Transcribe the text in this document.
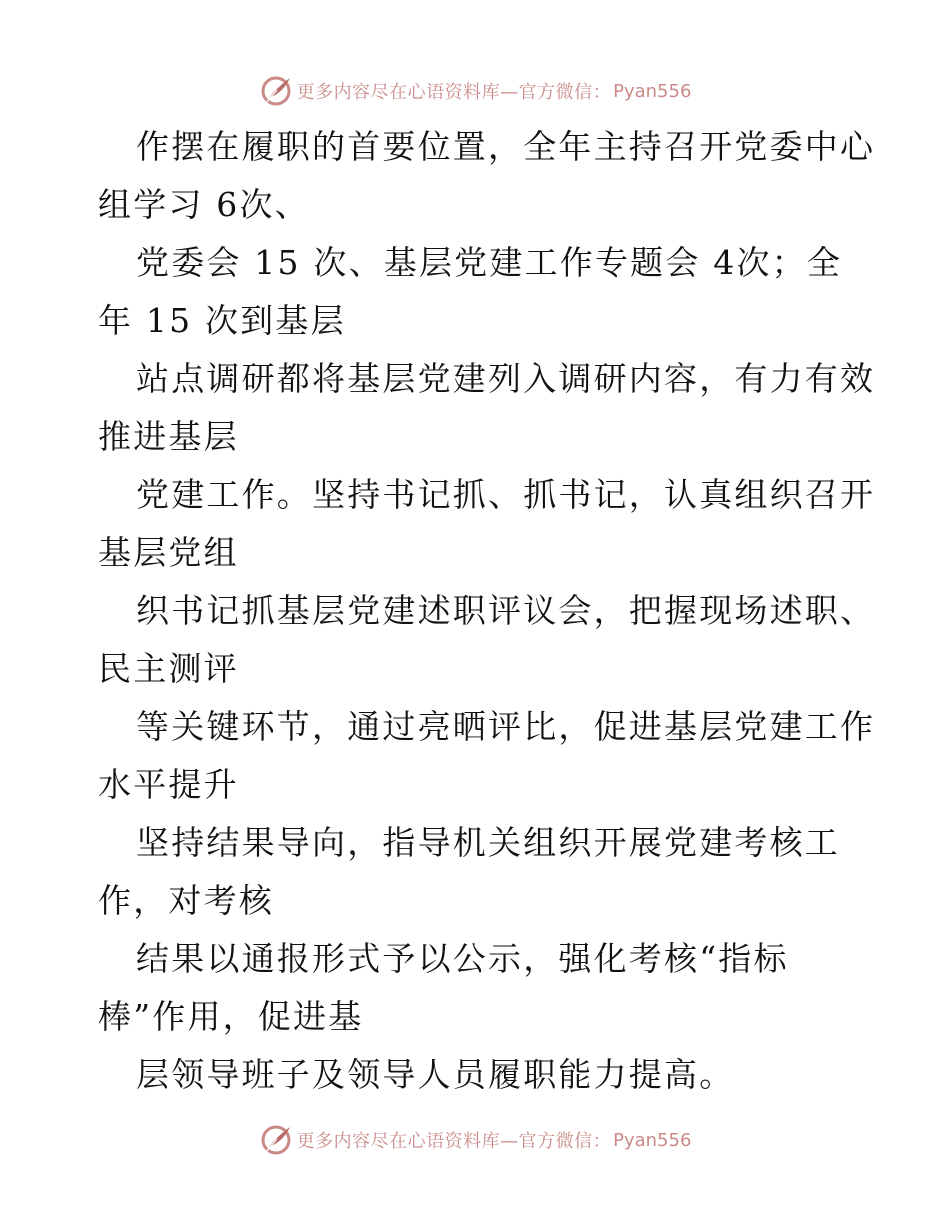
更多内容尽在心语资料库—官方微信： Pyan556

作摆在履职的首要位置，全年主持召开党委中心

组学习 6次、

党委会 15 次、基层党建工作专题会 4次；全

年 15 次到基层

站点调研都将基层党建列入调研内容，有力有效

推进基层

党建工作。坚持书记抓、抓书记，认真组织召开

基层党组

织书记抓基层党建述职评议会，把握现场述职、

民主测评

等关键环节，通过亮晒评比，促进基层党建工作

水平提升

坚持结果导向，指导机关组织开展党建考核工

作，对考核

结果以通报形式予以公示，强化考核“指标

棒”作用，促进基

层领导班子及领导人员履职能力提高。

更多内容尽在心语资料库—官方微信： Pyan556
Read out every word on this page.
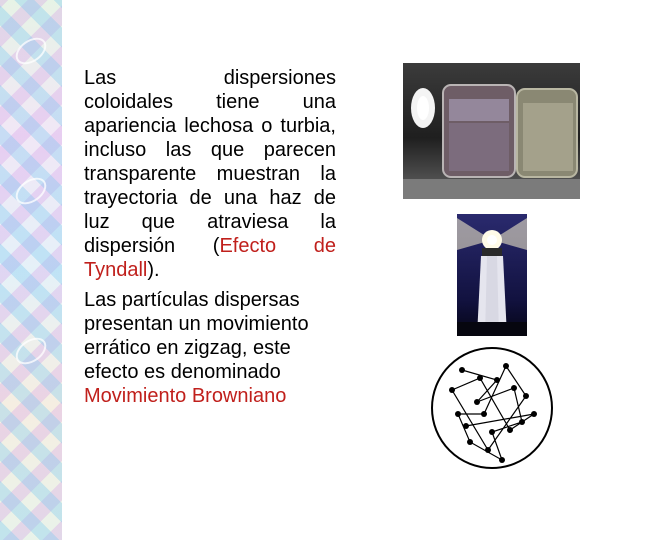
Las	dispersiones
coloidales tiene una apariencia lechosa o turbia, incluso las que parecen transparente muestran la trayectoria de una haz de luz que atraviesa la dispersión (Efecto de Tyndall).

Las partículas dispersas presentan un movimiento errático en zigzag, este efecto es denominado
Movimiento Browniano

* Problem
Write out each line again precisely as it appears, skipping every picture.

* Output of the task
Transcribe the text in this document.
更多内容尽在心语资料库—官方微信： Pyan556

作摆在履职的首要位置，全年主持召开党委中心

组学习 6次、

党委会 15 次、基层党建工作专题会 4次；全

年 15 次到基层

站点调研都将基层党建列入调研内容，有力有效

推进基层

党建工作。坚持书记抓、抓书记，认真组织召开

基层党组

织书记抓基层党建述职评议会，把握现场述职、

民主测评

等关键环节，通过亮晒评比，促进基层党建工作

水平提升

坚持结果导向，指导机关组织开展党建考核工

作，对考核

结果以通报形式予以公示，强化考核“指标

棒”作用，促进基

层领导班子及领导人员履职能力提高。

更多内容尽在心语资料库—官方微信： Pyan556
Read out every word on this page.
Las	dispersiones
coloidales tiene una apariencia lechosa o turbia, incluso las que parecen transparente muestran la trayectoria de una haz de luz que atraviesa la dispersión (Efecto de Tyndall).

Las partículas dispersas presentan un movimiento errático en zigzag, este efecto es denominado
Movimiento Browniano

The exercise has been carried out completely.